Skip to content

[Parquet]Performance Degradation with RowFilter on Unsorted Columns due to Fragmented ReadPlan #8565

@hhhizzz

Description

@hhhizzz

Describe the bug

When a RowFilter is applied to a column that is unsorted and whose page index provides little pruning, the resulting ReadPlan becomes highly fragmented.
It consists of a large number of tiny select(N) and skip(M) operations (often with N = 1), leading to severe performance degradation during decoding.

The current “filter-during-decode” design processes data row by row and incurs heavy CPU overhead from branching and state management.
In extreme cases, filtering an unsorted column can be 10× slower than scanning the entire file — even though it touches far fewer rows.


To Reproduce

The following self-contained Rust program reproduces the issue.
Run in Release mode.

// To run this code, add the following to your Cargo.toml:
// [dependencies]
// parquet = { version = "56.2.0", features = ["async"] }
// tokio = { version = "1.47.1", features = ["full"] }
// arrow-array = "56.2.0"
// arrow-schema = "56.2.0"
// anyhow = "1.0.100"
// arrow = "56.2.0"

● Provided records
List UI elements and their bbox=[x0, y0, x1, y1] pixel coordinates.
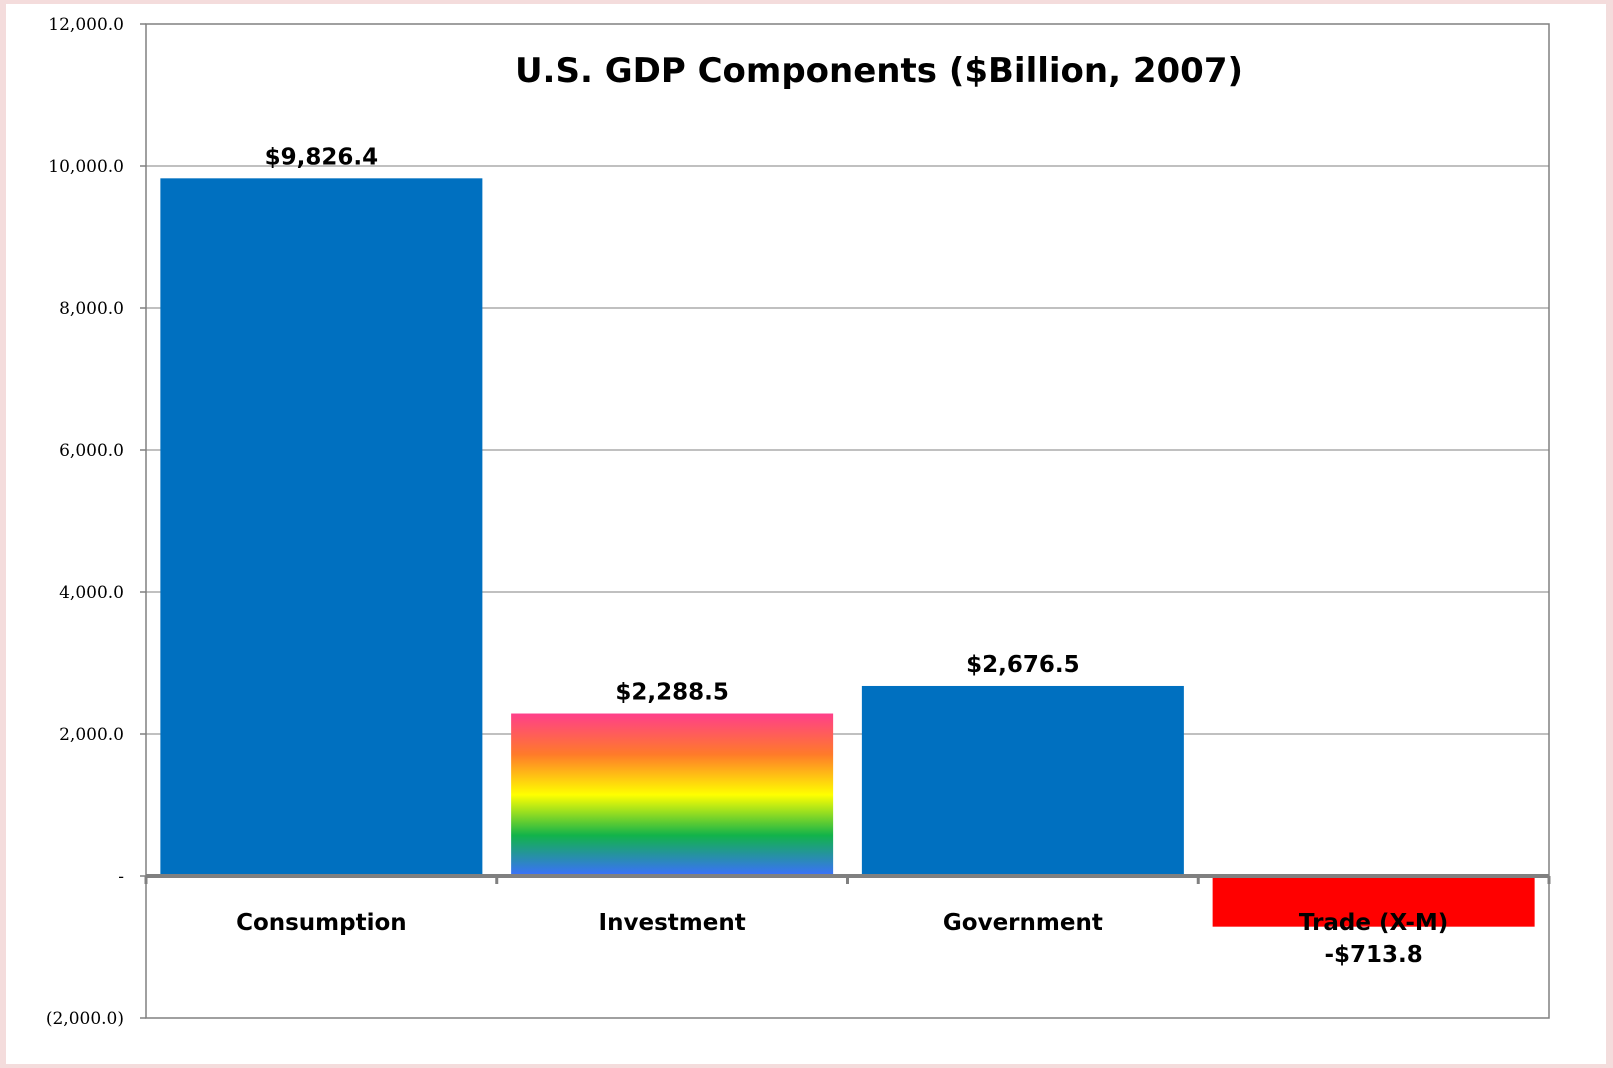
x-category-label: Government bbox=[943, 910, 1103, 936]
bar-government bbox=[861, 685, 1184, 876]
chart-title: U.S. GDP Components ($Billion, 2007) bbox=[515, 51, 1243, 91]
bar-consumption bbox=[160, 178, 483, 876]
y-tick-label: 10,000.0 bbox=[48, 157, 124, 177]
y-tick-label: 8,000.0 bbox=[59, 299, 124, 319]
y-tick-label: - bbox=[118, 867, 124, 887]
y-tick-label: 4,000.0 bbox=[59, 583, 124, 603]
bar-chart: 12,000.0 10,000.0 8,000.0 6,000.0 4,000.0 2,0… bbox=[46, 15, 1551, 1029]
bar-investment bbox=[511, 713, 834, 876]
bar-trade-x-m bbox=[1212, 876, 1535, 927]
data-label: -$713.8 bbox=[1324, 942, 1422, 968]
data-label: $2,676.5 bbox=[966, 652, 1080, 678]
data-label: $9,826.4 bbox=[265, 144, 379, 170]
x-category-label: Consumption bbox=[236, 910, 407, 936]
data-label: $2,288.5 bbox=[615, 680, 729, 706]
chart-panel: 12,000.0 10,000.0 8,000.0 6,000.0 4,000.0 2,0… bbox=[6, 4, 1606, 1064]
y-tick-label: 6,000.0 bbox=[59, 441, 124, 461]
y-tick-label: (2,000.0) bbox=[46, 1009, 124, 1029]
y-tick-label: 2,000.0 bbox=[59, 725, 124, 745]
x-category-label: Investment bbox=[599, 910, 746, 936]
x-category-label: Trade (X-M) bbox=[1299, 910, 1448, 936]
y-tick-label: 12,000.0 bbox=[48, 15, 124, 35]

● Task instructions
a) From the Parquet bug report, output the passage starting at "Description" and ending at "and state management.", copied word for word.
b) Return the rows starting at the line that contains "x-category-label: Government bbox=[943, 910, 1103, 936]" and ending at the line that contains "data-label: $2,288.5 bbox=[615, 680, 729, 706]", both included, reproduced without any change.

● Solved problems
a)
Description

@hhhizzz

Describe the bug

When a RowFilter is applied to a column that is unsorted and whose page index provides little pruning, the resulting ReadPlan becomes highly fragmented.
It consists of a large number of tiny select(N) and skip(M) operations (often with N = 1), leading to severe performance degradation during decoding.

The current “filter-during-decode” design processes data row by row and incurs heavy CPU overhead from branching and state management.

b)
x-category-label: Government bbox=[943, 910, 1103, 936]
bar-government bbox=[861, 685, 1184, 876]
chart-title: U.S. GDP Components ($Billion, 2007) bbox=[515, 51, 1243, 91]
bar-consumption bbox=[160, 178, 483, 876]
y-tick-label: 10,000.0 bbox=[48, 157, 124, 177]
y-tick-label: 8,000.0 bbox=[59, 299, 124, 319]
y-tick-label: - bbox=[118, 867, 124, 887]
y-tick-label: 4,000.0 bbox=[59, 583, 124, 603]
bar-chart: 12,000.0 10,000.0 8,000.0 6,000.0 4,000.0 2,0… bbox=[46, 15, 1551, 1029]
bar-investment bbox=[511, 713, 834, 876]
bar-trade-x-m bbox=[1212, 876, 1535, 927]
data-label: -$713.8 bbox=[1324, 942, 1422, 968]
data-label: $2,676.5 bbox=[966, 652, 1080, 678]
data-label: $9,826.4 bbox=[265, 144, 379, 170]
x-category-label: Consumption bbox=[236, 910, 407, 936]
data-label: $2,288.5 bbox=[615, 680, 729, 706]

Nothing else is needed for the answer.